> Exercise details:
Your answer must be every line of the data below that holds the string "dieser", copied exactly.

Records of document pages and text

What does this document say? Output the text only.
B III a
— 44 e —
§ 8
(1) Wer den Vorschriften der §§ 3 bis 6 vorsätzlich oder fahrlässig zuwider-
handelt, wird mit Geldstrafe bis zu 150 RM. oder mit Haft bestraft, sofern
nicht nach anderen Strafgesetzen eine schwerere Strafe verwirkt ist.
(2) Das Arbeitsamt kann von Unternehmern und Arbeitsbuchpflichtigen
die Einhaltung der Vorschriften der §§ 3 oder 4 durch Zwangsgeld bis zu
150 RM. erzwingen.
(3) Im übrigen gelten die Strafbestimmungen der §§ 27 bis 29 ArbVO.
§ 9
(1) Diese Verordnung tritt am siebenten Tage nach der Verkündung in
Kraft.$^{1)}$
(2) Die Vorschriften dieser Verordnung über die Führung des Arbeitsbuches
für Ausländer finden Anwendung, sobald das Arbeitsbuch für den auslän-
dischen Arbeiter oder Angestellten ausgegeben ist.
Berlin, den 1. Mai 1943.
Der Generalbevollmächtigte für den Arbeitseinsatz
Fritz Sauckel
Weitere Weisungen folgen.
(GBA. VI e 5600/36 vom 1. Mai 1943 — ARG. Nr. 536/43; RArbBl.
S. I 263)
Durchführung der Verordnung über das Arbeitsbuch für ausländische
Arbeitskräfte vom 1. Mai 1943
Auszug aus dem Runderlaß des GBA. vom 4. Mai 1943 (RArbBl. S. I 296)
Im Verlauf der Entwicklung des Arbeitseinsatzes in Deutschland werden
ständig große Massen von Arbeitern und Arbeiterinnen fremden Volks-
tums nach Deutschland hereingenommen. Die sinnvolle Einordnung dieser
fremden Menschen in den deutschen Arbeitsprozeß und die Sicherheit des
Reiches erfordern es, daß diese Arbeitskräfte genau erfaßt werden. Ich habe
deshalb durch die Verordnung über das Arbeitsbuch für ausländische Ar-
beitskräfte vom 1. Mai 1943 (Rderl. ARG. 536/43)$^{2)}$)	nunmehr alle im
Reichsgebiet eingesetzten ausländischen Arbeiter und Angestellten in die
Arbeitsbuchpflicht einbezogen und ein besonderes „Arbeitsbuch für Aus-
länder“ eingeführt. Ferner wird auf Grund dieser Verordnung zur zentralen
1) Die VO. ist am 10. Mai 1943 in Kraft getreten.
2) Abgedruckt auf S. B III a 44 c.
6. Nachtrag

> Task result:
(2) Die Vorschriften dieser Verordnung über die Führung des Arbeitsbuches
tums nach Deutschland hereingenommen. Die sinnvolle Einordnung dieser
länder“ eingeführt. Ferner wird auf Grund dieser Verordnung zur zentralen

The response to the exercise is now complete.